→ WHAT IS EXPECTED
Work out the number of lines containing "section". Give that number alone.
** Start of MATERIAL TO PROCESS **
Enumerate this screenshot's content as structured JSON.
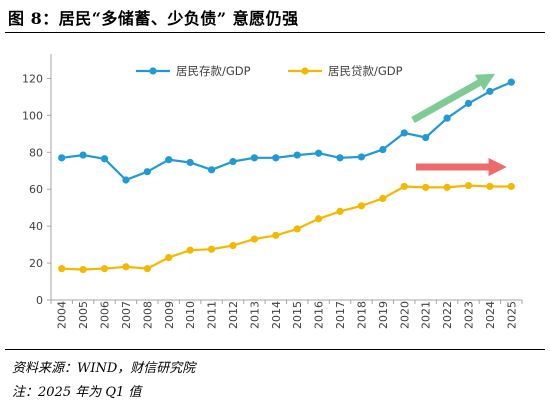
{
  "title": "图 8：居民“多储蓄、少负债” 意愿仍强",
  "source": "资料来源：WIND，财信研究院",
  "note": "注：2025 年为 Q1 值",
  "colors": {
    "deposit": "#1f9ad6",
    "loan": "#f5b800",
    "arrow_green": "#7ecb93",
    "arrow_red": "#ef6b6b",
    "axis": "#a6a6a6"
  },
  "chart_data": {
    "type": "line",
    "categories": [
      "2004",
      "2005",
      "2006",
      "2007",
      "2008",
      "2009",
      "2010",
      "2011",
      "2012",
      "2013",
      "2014",
      "2015",
      "2016",
      "2017",
      "2018",
      "2019",
      "2020",
      "2021",
      "2022",
      "2023",
      "2024",
      "2025"
    ],
    "series": [
      {
        "name": "居民存款/GDP",
        "values": [
          77,
          78.5,
          76.5,
          65,
          69.5,
          76,
          74.5,
          70.5,
          75,
          77,
          77,
          78.5,
          79.5,
          77,
          77.5,
          81.5,
          90.5,
          88,
          98.5,
          106.5,
          113,
          118
        ]
      },
      {
        "name": "居民贷款/GDP",
        "values": [
          17,
          16.5,
          17,
          18,
          17,
          23,
          27,
          27.5,
          29.5,
          33,
          35,
          38.5,
          44,
          48,
          51,
          55,
          61.5,
          61,
          61,
          62,
          61.5,
          61.5
        ]
      }
    ],
    "yticks": [
      0,
      20,
      40,
      60,
      80,
      100,
      120
    ],
    "ylim": [
      0,
      130
    ],
    "legend_position": "top",
    "grid": false
  }
}
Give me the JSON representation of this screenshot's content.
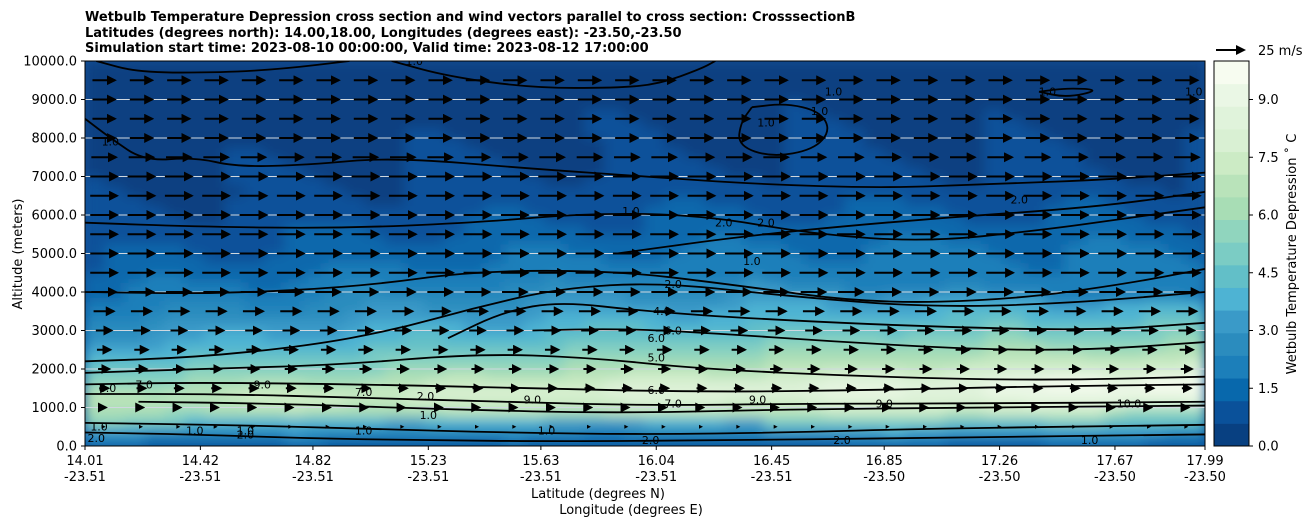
{
  "chart_data": {
    "type": "contour",
    "title": [
      "Wetbulb Temperature Depression cross section and wind vectors parallel to cross section: CrosssectionB",
      "Latitudes (degrees north): 14.00,18.00, Longitudes (degrees east): -23.50,-23.50",
      "Simulation start time: 2023-08-10 00:00:00, Valid time: 2023-08-12 17:00:00"
    ],
    "ylabel": "Altitude (meters)",
    "xlabel_lat": "Latitude (degrees N)",
    "xlabel_lon": "Longitude (degrees E)",
    "ylim": [
      0,
      10000
    ],
    "xlim": [
      14.01,
      17.99
    ],
    "y_ticks": [
      "0.0",
      "1000.0",
      "2000.0",
      "3000.0",
      "4000.0",
      "5000.0",
      "6000.0",
      "7000.0",
      "8000.0",
      "9000.0",
      "10000.0"
    ],
    "x_ticks": [
      {
        "lat": 14.01,
        "lat_label": "14.01",
        "lon_label": "-23.51"
      },
      {
        "lat": 14.42,
        "lat_label": "14.42",
        "lon_label": "-23.51"
      },
      {
        "lat": 14.82,
        "lat_label": "14.82",
        "lon_label": "-23.51"
      },
      {
        "lat": 15.23,
        "lat_label": "15.23",
        "lon_label": "-23.51"
      },
      {
        "lat": 15.63,
        "lat_label": "15.63",
        "lon_label": "-23.51"
      },
      {
        "lat": 16.04,
        "lat_label": "16.04",
        "lon_label": "-23.51"
      },
      {
        "lat": 16.45,
        "lat_label": "16.45",
        "lon_label": "-23.51"
      },
      {
        "lat": 16.85,
        "lat_label": "16.85",
        "lon_label": "-23.50"
      },
      {
        "lat": 17.26,
        "lat_label": "17.26",
        "lon_label": "-23.50"
      },
      {
        "lat": 17.67,
        "lat_label": "17.67",
        "lon_label": "-23.50"
      },
      {
        "lat": 17.99,
        "lat_label": "17.99",
        "lon_label": "-23.50"
      }
    ],
    "colorbar": {
      "label": "Wetbulb Temperature Depression $^\\circ$C",
      "label_text": "Wetbulb Temperature Depression ˚ C",
      "min": 0.0,
      "max": 10.0,
      "ticks": [
        "0.0",
        "1.5",
        "3.0",
        "4.5",
        "6.0",
        "7.5",
        "9.0"
      ],
      "colors": [
        "#084081",
        "#0a519a",
        "#0868ac",
        "#1c7fba",
        "#2b8cbe",
        "#3a9ac8",
        "#4eb3d3",
        "#62bfc8",
        "#7bccc4",
        "#90d5be",
        "#a8ddb5",
        "#b9e3ba",
        "#ccebc5",
        "#d9f0d3",
        "#e0f3db",
        "#eaf7e5",
        "#f7fcf0"
      ]
    },
    "wind_reference": {
      "label": "25 m/s",
      "speed": 25
    },
    "wind_vectors": {
      "direction": "positive x (northward along section)",
      "y_levels": [
        9500,
        9000,
        8500,
        8000,
        7500,
        7000,
        6500,
        6000,
        5500,
        5000,
        4500,
        4000,
        3500,
        3000,
        2500,
        2000,
        1500,
        1000,
        500
      ],
      "speed_by_level": [
        20,
        20,
        20,
        20,
        22,
        24,
        24,
        24,
        24,
        24,
        24,
        22,
        18,
        14,
        12,
        10,
        8,
        4,
        2
      ]
    },
    "contour_labels": [
      {
        "text": "1.0",
        "lat": 15.95,
        "alt": 6000
      },
      {
        "text": "2.0",
        "lat": 16.1,
        "alt": 4100
      },
      {
        "text": "4.0",
        "lat": 16.06,
        "alt": 3400
      },
      {
        "text": "6.0",
        "lat": 16.1,
        "alt": 2900
      },
      {
        "text": "6.0",
        "lat": 16.04,
        "alt": 2700
      },
      {
        "text": "5.0",
        "lat": 16.04,
        "alt": 2200
      },
      {
        "text": "7.0",
        "lat": 16.1,
        "alt": 1000
      },
      {
        "text": "6.0",
        "lat": 16.04,
        "alt": 1350
      },
      {
        "text": "7.0",
        "lat": 15.0,
        "alt": 1300
      },
      {
        "text": "2.0",
        "lat": 15.22,
        "alt": 1200
      },
      {
        "text": "1.0",
        "lat": 15.0,
        "alt": 300
      },
      {
        "text": "1.0",
        "lat": 14.4,
        "alt": 300
      },
      {
        "text": "1.0",
        "lat": 15.23,
        "alt": 700
      },
      {
        "text": "1.0",
        "lat": 15.65,
        "alt": 300
      },
      {
        "text": "2.0",
        "lat": 16.02,
        "alt": 50
      },
      {
        "text": "2.0",
        "lat": 16.7,
        "alt": 50
      },
      {
        "text": "1.0",
        "lat": 17.58,
        "alt": 50
      },
      {
        "text": "1.0",
        "lat": 15.18,
        "alt": 9900
      },
      {
        "text": "1.0",
        "lat": 16.67,
        "alt": 9100
      },
      {
        "text": "1.0",
        "lat": 17.43,
        "alt": 9100
      },
      {
        "text": "1.0",
        "lat": 17.95,
        "alt": 9100
      },
      {
        "text": "1.0",
        "lat": 16.43,
        "alt": 8300
      },
      {
        "text": "1.0",
        "lat": 16.62,
        "alt": 8600
      },
      {
        "text": "1.0",
        "lat": 14.1,
        "alt": 7800
      },
      {
        "text": "2.0",
        "lat": 16.28,
        "alt": 5700
      },
      {
        "text": "2.0",
        "lat": 16.43,
        "alt": 5700
      },
      {
        "text": "1.0",
        "lat": 16.38,
        "alt": 4700
      },
      {
        "text": "2.0",
        "lat": 17.33,
        "alt": 6300
      },
      {
        "text": "8.0",
        "lat": 14.09,
        "alt": 1400
      },
      {
        "text": "7.0",
        "lat": 14.22,
        "alt": 1500
      },
      {
        "text": "9.0",
        "lat": 14.64,
        "alt": 1500
      },
      {
        "text": "9.0",
        "lat": 16.4,
        "alt": 1100
      },
      {
        "text": "9.0",
        "lat": 16.85,
        "alt": 1000
      },
      {
        "text": "9.0",
        "lat": 15.6,
        "alt": 1100
      },
      {
        "text": "10.0",
        "lat": 17.72,
        "alt": 1000
      },
      {
        "text": "2.0",
        "lat": 14.05,
        "alt": 100
      },
      {
        "text": "1.0",
        "lat": 14.06,
        "alt": 400
      },
      {
        "text": "1.0",
        "lat": 14.58,
        "alt": 300
      },
      {
        "text": "2.0",
        "lat": 14.58,
        "alt": 200
      }
    ],
    "contours": [
      {
        "level": 1.0,
        "points": [
          [
            14.01,
            8500
          ],
          [
            14.1,
            8000
          ],
          [
            14.22,
            7400
          ],
          [
            14.4,
            7500
          ],
          [
            14.55,
            7250
          ],
          [
            14.8,
            7300
          ],
          [
            15.1,
            7500
          ],
          [
            15.6,
            7200
          ],
          [
            16.0,
            7000
          ],
          [
            16.4,
            6800
          ],
          [
            16.85,
            6700
          ],
          [
            17.2,
            6800
          ],
          [
            17.6,
            6900
          ],
          [
            17.99,
            7100
          ]
        ]
      },
      {
        "level": 1.0,
        "points": [
          [
            14.05,
            10000
          ],
          [
            14.2,
            9700
          ],
          [
            14.5,
            9700
          ],
          [
            14.72,
            9800
          ],
          [
            14.95,
            10000
          ]
        ]
      },
      {
        "level": 1.0,
        "points": [
          [
            15.1,
            10000
          ],
          [
            15.3,
            9600
          ],
          [
            15.6,
            9300
          ],
          [
            15.9,
            9300
          ],
          [
            16.05,
            9400
          ],
          [
            16.2,
            9800
          ],
          [
            16.25,
            10000
          ]
        ]
      },
      {
        "level": 1.0,
        "points": [
          [
            16.38,
            8800
          ],
          [
            16.5,
            8900
          ],
          [
            16.62,
            8700
          ],
          [
            16.66,
            8200
          ],
          [
            16.6,
            7700
          ],
          [
            16.45,
            7500
          ],
          [
            16.33,
            7800
          ],
          [
            16.34,
            8400
          ],
          [
            16.38,
            8800
          ]
        ]
      },
      {
        "level": 1.0,
        "points": [
          [
            17.4,
            9200
          ],
          [
            17.5,
            9300
          ],
          [
            17.62,
            9250
          ],
          [
            17.5,
            9050
          ],
          [
            17.4,
            9200
          ]
        ]
      },
      {
        "level": 1.0,
        "points": [
          [
            14.01,
            5800
          ],
          [
            14.4,
            5700
          ],
          [
            14.9,
            5650
          ],
          [
            15.4,
            5800
          ],
          [
            15.8,
            6050
          ],
          [
            16.2,
            6000
          ],
          [
            16.6,
            5500
          ],
          [
            17.0,
            5300
          ],
          [
            17.4,
            5600
          ],
          [
            17.7,
            5900
          ],
          [
            17.99,
            6200
          ]
        ]
      },
      {
        "level": 1.0,
        "points": [
          [
            14.01,
            4000
          ],
          [
            14.5,
            3950
          ],
          [
            15.0,
            4150
          ],
          [
            15.4,
            4550
          ],
          [
            15.9,
            4550
          ],
          [
            16.3,
            4200
          ],
          [
            16.8,
            3700
          ],
          [
            17.3,
            3800
          ],
          [
            17.7,
            4200
          ],
          [
            17.99,
            4600
          ]
        ]
      },
      {
        "level": 2.0,
        "points": [
          [
            14.01,
            2200
          ],
          [
            14.4,
            2300
          ],
          [
            14.8,
            2600
          ],
          [
            15.1,
            3000
          ],
          [
            15.4,
            3600
          ],
          [
            15.7,
            4100
          ],
          [
            16.05,
            4250
          ],
          [
            16.5,
            3900
          ],
          [
            17.0,
            3600
          ],
          [
            17.5,
            3700
          ],
          [
            17.99,
            4000
          ]
        ]
      },
      {
        "level": 2.0,
        "points": [
          [
            15.9,
            5000
          ],
          [
            16.4,
            5500
          ],
          [
            17.0,
            5900
          ],
          [
            17.6,
            6200
          ],
          [
            17.99,
            6600
          ]
        ]
      },
      {
        "level": 4.0,
        "points": [
          [
            15.3,
            2800
          ],
          [
            15.5,
            3500
          ],
          [
            15.7,
            3750
          ],
          [
            16.0,
            3500
          ],
          [
            16.4,
            3300
          ],
          [
            17.0,
            3100
          ],
          [
            17.6,
            3000
          ],
          [
            17.99,
            3200
          ]
        ]
      },
      {
        "level": 5.0,
        "points": [
          [
            14.01,
            1900
          ],
          [
            14.4,
            2000
          ],
          [
            14.9,
            2100
          ],
          [
            15.4,
            2400
          ],
          [
            15.8,
            2300
          ],
          [
            16.2,
            2000
          ],
          [
            16.8,
            1800
          ],
          [
            17.4,
            1700
          ],
          [
            17.99,
            1800
          ]
        ]
      },
      {
        "level": 6.0,
        "points": [
          [
            15.6,
            3000
          ],
          [
            15.9,
            3050
          ],
          [
            16.2,
            2950
          ],
          [
            16.7,
            2700
          ],
          [
            17.2,
            2500
          ],
          [
            17.6,
            2500
          ],
          [
            17.99,
            2700
          ]
        ]
      },
      {
        "level": 6.0,
        "points": [
          [
            14.01,
            1600
          ],
          [
            14.4,
            1650
          ],
          [
            15.0,
            1600
          ],
          [
            15.6,
            1500
          ],
          [
            16.2,
            1400
          ],
          [
            16.8,
            1450
          ],
          [
            17.4,
            1550
          ],
          [
            17.99,
            1600
          ]
        ]
      },
      {
        "level": 7.0,
        "points": [
          [
            14.01,
            1350
          ],
          [
            14.5,
            1350
          ],
          [
            15.0,
            1250
          ],
          [
            15.5,
            1150
          ],
          [
            16.0,
            1050
          ],
          [
            16.6,
            1100
          ],
          [
            17.2,
            1100
          ],
          [
            17.99,
            1150
          ]
        ]
      },
      {
        "level": 9.0,
        "points": [
          [
            14.2,
            1150
          ],
          [
            14.7,
            1100
          ],
          [
            15.3,
            950
          ],
          [
            15.9,
            850
          ],
          [
            16.5,
            950
          ],
          [
            17.2,
            1000
          ],
          [
            17.99,
            1050
          ]
        ]
      },
      {
        "level": 1.0,
        "points": [
          [
            14.01,
            600
          ],
          [
            14.5,
            550
          ],
          [
            15.0,
            450
          ],
          [
            15.5,
            350
          ],
          [
            16.0,
            300
          ],
          [
            16.5,
            350
          ],
          [
            17.0,
            450
          ],
          [
            17.5,
            500
          ],
          [
            17.99,
            550
          ]
        ]
      },
      {
        "level": 2.0,
        "points": [
          [
            14.01,
            350
          ],
          [
            14.4,
            300
          ],
          [
            14.8,
            200
          ],
          [
            15.2,
            150
          ],
          [
            15.7,
            120
          ],
          [
            16.3,
            150
          ],
          [
            16.9,
            200
          ],
          [
            17.4,
            250
          ],
          [
            17.99,
            300
          ]
        ]
      }
    ]
  }
}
** End of MATERIAL TO PROCESS **
→ RESULT OF THE EXERCISE
2